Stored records
[start]

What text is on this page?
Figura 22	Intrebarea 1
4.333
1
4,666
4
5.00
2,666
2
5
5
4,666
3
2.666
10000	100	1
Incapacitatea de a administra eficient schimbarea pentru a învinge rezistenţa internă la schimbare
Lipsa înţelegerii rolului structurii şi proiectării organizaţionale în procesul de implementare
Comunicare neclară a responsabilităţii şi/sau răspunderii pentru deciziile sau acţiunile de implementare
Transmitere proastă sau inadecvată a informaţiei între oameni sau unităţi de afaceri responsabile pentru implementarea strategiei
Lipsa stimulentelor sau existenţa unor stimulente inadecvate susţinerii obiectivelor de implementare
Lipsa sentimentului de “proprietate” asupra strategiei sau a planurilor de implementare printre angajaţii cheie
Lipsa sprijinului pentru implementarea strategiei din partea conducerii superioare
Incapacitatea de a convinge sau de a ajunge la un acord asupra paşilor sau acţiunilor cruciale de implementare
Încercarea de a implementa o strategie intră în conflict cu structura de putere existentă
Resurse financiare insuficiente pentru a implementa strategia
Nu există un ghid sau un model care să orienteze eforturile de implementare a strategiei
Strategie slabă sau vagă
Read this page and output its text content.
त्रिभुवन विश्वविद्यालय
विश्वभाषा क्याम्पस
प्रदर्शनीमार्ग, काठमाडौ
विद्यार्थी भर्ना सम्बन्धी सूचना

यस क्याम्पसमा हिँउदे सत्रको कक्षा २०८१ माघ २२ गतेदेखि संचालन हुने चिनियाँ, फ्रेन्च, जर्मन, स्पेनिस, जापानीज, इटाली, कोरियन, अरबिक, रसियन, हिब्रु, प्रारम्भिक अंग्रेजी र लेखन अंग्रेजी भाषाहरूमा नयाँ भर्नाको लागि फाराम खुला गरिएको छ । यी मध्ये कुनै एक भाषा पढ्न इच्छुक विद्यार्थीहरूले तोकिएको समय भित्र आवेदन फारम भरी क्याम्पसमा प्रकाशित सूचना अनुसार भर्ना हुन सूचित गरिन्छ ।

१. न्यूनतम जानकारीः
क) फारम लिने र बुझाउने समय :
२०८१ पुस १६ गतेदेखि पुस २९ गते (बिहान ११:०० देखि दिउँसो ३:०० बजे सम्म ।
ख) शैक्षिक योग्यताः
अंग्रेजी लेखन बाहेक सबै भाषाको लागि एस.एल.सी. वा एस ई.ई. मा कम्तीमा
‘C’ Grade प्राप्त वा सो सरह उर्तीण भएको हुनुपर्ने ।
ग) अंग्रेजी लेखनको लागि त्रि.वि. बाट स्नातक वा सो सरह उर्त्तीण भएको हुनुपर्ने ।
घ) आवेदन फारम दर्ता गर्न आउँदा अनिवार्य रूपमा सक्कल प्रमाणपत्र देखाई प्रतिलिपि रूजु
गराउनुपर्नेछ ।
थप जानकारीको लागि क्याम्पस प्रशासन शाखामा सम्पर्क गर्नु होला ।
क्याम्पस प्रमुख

[end]

WHAT TO DO
Give the count of lines in the listing that hold the word "page", with no other text.

EXPECTED ANSWER
2